*WRITTEN REQUEST*
Copy out each line of the data holding "tools".
-- start of SUPPLIED RECORDS --
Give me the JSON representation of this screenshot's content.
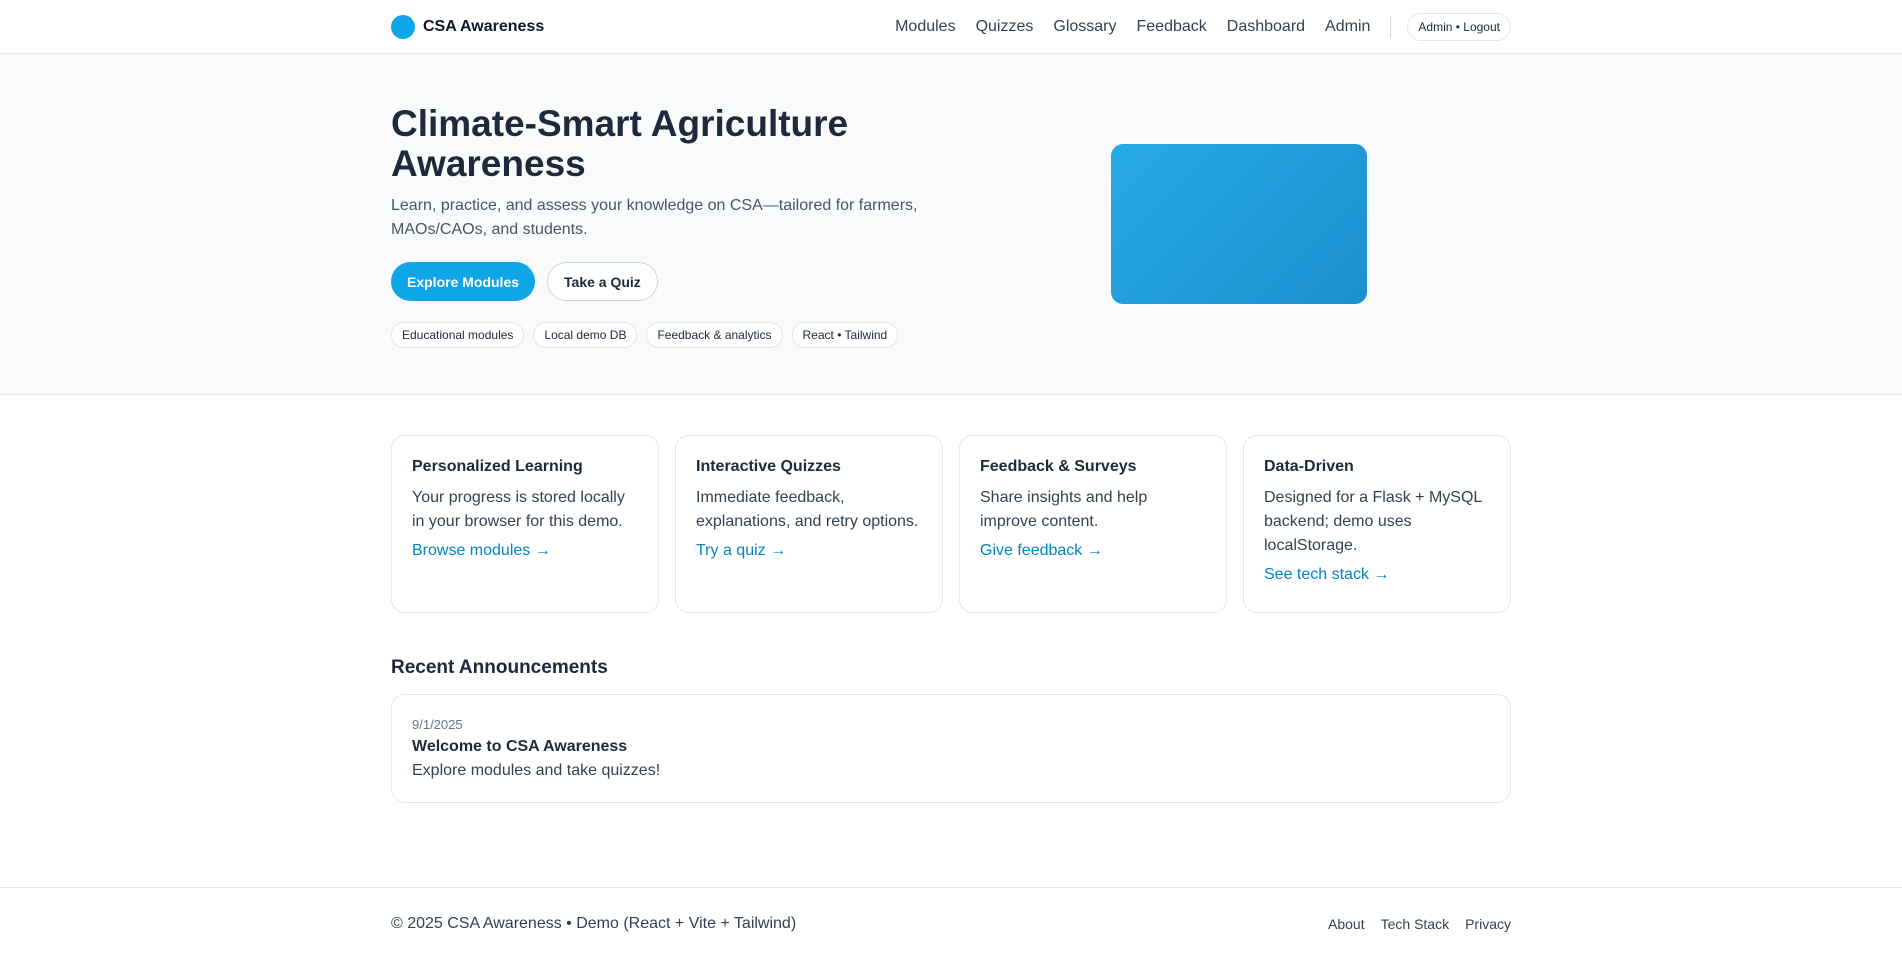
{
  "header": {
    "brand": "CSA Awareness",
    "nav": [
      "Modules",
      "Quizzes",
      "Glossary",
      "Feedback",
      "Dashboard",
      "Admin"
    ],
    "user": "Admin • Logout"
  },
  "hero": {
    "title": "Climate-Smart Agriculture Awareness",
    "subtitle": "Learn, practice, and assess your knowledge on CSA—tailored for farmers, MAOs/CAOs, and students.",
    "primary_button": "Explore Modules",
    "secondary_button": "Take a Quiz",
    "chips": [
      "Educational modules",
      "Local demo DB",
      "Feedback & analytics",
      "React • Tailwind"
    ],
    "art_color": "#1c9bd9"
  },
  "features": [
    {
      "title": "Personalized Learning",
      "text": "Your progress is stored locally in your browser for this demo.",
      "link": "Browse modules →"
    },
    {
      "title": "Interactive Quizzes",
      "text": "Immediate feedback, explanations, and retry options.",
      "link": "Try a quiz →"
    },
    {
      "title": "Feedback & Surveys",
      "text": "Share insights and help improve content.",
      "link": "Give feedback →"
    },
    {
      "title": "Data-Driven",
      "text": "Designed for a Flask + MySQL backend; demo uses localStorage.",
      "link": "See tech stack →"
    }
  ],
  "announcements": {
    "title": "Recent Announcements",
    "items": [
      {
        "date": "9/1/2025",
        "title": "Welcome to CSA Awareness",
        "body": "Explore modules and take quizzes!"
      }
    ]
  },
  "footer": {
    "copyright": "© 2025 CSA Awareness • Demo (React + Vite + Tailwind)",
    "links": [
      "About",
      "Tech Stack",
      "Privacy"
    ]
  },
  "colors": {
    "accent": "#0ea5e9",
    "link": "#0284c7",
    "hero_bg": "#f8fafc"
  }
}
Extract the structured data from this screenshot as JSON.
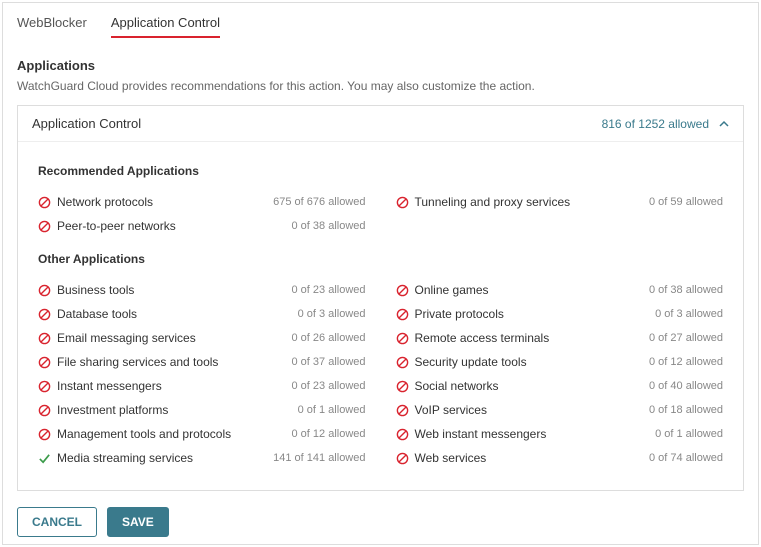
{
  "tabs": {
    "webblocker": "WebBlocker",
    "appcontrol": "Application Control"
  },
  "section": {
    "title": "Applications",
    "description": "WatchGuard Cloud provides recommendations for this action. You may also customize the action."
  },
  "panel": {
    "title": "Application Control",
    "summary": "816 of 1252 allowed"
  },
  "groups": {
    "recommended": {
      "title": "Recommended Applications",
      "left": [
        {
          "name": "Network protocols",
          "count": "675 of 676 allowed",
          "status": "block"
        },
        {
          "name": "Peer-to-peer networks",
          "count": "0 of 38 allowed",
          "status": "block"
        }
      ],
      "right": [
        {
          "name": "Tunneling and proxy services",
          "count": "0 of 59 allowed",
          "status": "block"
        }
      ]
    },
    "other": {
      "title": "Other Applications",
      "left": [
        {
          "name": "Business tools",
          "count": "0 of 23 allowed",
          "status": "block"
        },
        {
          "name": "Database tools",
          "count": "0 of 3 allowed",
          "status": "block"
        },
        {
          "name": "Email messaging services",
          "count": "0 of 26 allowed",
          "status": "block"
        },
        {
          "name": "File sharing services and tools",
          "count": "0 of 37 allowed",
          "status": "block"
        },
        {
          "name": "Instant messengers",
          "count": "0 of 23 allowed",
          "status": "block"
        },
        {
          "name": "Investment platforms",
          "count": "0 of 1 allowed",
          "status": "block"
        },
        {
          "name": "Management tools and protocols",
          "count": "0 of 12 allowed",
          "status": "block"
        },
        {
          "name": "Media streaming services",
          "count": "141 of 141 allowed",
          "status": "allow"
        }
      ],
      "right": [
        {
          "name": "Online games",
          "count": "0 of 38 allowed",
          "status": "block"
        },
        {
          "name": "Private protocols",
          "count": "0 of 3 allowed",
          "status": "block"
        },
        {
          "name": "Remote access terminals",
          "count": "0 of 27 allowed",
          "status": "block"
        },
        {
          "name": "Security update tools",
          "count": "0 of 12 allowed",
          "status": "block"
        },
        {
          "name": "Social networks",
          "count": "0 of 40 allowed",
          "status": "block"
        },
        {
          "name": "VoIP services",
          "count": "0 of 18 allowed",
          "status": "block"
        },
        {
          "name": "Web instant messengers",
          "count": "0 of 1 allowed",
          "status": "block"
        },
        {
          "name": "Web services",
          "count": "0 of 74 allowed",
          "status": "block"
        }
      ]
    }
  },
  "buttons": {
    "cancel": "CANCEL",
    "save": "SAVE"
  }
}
-- end of SUPPLIED RECORDS --
-- start of SUPPLIED RECORDS --
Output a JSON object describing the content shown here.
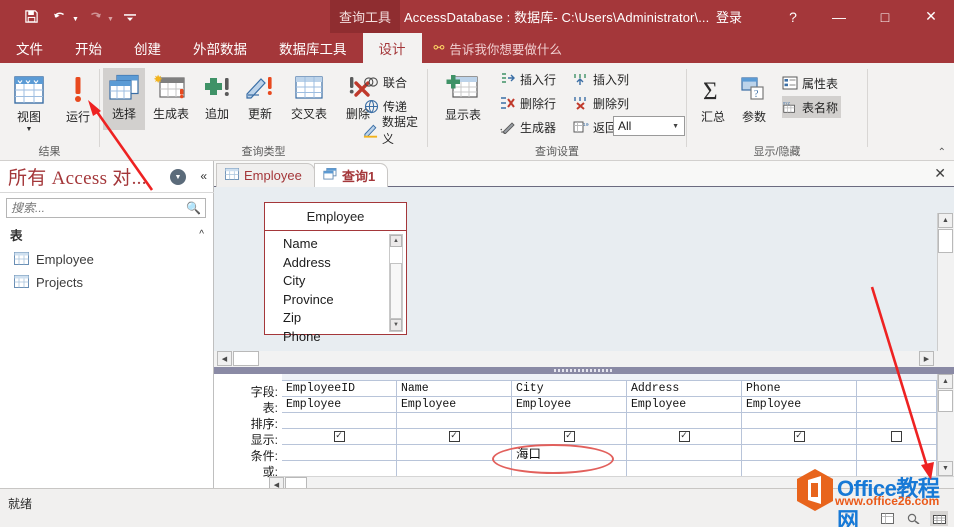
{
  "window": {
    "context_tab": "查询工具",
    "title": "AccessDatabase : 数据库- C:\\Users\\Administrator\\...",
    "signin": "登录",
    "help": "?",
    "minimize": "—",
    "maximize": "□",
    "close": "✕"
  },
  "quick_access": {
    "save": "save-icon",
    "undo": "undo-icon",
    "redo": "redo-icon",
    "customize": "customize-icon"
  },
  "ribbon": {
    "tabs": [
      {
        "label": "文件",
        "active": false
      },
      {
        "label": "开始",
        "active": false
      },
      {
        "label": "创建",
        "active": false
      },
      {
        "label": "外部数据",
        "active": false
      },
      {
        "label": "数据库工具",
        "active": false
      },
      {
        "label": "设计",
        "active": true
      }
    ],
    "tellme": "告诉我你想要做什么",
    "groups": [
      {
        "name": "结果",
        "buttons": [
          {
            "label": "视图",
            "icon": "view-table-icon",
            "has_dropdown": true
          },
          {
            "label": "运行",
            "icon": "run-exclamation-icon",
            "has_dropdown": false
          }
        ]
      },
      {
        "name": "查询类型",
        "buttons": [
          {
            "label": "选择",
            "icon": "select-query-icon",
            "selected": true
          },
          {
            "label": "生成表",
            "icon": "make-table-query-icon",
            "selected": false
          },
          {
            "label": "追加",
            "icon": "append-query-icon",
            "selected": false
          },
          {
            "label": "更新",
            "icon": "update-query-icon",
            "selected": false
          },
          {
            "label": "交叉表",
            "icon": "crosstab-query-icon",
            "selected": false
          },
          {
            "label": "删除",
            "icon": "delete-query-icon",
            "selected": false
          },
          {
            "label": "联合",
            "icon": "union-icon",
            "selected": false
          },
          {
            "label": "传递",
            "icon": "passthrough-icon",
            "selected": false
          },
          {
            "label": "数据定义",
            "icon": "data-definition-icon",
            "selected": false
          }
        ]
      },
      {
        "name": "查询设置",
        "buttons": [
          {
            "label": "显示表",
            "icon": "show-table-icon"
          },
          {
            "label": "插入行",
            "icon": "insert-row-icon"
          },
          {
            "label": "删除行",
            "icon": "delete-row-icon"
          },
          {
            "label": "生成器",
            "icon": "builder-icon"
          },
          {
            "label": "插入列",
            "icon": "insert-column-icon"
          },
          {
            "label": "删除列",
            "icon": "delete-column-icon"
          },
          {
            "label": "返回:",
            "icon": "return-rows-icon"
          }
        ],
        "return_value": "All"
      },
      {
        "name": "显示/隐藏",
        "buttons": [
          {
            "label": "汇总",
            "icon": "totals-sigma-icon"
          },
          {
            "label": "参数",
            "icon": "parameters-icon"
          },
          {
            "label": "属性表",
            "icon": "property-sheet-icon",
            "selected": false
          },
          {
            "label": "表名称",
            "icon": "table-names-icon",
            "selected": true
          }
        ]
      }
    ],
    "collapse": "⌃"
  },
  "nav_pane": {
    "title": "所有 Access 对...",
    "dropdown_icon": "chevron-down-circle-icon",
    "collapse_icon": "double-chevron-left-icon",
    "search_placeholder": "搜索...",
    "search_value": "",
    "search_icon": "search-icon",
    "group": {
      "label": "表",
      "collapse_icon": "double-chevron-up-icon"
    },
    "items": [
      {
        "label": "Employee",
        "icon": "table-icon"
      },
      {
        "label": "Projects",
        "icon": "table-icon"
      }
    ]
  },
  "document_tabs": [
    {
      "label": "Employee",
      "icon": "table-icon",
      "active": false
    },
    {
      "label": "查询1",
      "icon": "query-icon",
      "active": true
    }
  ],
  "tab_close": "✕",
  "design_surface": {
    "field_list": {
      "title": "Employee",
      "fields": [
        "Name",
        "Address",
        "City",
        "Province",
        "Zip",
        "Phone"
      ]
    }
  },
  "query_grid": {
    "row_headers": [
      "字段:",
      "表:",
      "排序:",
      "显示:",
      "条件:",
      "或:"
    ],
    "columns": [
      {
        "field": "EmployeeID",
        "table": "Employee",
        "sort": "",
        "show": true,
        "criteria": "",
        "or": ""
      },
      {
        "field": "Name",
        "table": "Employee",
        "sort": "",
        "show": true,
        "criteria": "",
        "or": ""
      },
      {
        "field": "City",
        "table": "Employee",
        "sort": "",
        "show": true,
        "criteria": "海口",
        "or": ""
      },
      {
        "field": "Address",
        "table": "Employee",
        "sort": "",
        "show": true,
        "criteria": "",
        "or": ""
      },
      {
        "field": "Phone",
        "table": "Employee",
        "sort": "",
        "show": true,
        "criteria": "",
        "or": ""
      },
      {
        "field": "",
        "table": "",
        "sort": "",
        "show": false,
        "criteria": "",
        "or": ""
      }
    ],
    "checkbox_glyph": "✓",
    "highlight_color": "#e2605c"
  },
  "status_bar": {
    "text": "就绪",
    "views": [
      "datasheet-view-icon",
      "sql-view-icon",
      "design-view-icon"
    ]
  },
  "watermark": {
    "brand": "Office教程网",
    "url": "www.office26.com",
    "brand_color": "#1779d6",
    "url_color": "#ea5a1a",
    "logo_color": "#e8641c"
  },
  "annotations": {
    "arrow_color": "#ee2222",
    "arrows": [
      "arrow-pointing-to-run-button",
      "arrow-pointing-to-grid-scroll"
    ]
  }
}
-- end of SUPPLIED RECORDS --
*OUTPUT FOR THIS EXERCISE*
          "name": "Business tools",
          "name": "Database tools",
          "name": "File sharing services and tools",
          "name": "Management tools and protocols",
          "name": "Security update tools",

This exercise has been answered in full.